--- WHAT TO DO ---
Your task is to write out exactly the lines from the line containing "Output the underlying" through the end of the records, inclusive at both ends.

--- RECORDS FOR THIS EXERCISE ---

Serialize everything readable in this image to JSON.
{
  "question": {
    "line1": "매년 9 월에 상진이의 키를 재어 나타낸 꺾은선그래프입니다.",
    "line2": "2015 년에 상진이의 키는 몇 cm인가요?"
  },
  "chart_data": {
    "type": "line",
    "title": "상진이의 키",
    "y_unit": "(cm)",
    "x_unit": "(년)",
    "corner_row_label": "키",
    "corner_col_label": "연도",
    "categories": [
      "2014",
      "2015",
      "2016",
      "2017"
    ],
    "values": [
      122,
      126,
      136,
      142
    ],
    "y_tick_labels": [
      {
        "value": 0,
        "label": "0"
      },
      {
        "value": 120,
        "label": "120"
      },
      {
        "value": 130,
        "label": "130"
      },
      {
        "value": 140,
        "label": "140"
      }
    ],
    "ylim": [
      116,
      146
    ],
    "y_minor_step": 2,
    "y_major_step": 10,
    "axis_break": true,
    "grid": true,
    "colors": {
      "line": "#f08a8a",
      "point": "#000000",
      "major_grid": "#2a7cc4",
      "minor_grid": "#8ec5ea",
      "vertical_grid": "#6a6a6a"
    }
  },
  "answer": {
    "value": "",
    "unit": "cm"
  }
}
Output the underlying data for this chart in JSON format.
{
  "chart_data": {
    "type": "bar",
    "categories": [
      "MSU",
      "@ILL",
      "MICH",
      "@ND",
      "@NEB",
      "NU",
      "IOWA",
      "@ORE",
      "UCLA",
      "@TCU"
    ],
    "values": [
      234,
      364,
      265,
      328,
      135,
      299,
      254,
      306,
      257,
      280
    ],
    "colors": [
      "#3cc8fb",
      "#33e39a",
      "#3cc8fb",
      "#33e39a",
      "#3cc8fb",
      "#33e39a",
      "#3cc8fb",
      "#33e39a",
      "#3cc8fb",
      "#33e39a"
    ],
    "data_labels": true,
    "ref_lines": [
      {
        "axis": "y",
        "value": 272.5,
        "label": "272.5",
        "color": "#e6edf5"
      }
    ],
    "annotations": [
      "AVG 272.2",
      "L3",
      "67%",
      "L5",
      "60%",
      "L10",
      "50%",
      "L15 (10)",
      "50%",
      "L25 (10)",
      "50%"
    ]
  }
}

--- TASK SOLUTION ---
Output the underlying data for this chart in JSON format.
{
  "chart_data": {
    "type": "bar",
    "categories": [
      "MSU",
      "@ILL",
      "MICH",
      "@ND",
      "@NEB",
      "NU",
      "IOWA",
      "@ORE",
      "UCLA",
      "@TCU"
    ],
    "values": [
      234,
      364,
      265,
      328,
      135,
      299,
      254,
      306,
      257,
      280
    ],
    "colors": [
      "#3cc8fb",
      "#33e39a",
      "#3cc8fb",
      "#33e39a",
      "#3cc8fb",
      "#33e39a",
      "#3cc8fb",
      "#33e39a",
      "#3cc8fb",
      "#33e39a"
    ],
    "data_labels": true,
    "ref_lines": [
      {
        "axis": "y",
        "value": 272.5,
        "label": "272.5",
        "color": "#e6edf5"
      }
    ],
    "annotations": [
      "AVG 272.2",
      "L3",
      "67%",
      "L5",
      "60%",
      "L10",
      "50%",
      "L15 (10)",
      "50%",
      "L25 (10)",
      "50%"
    ]
  }
}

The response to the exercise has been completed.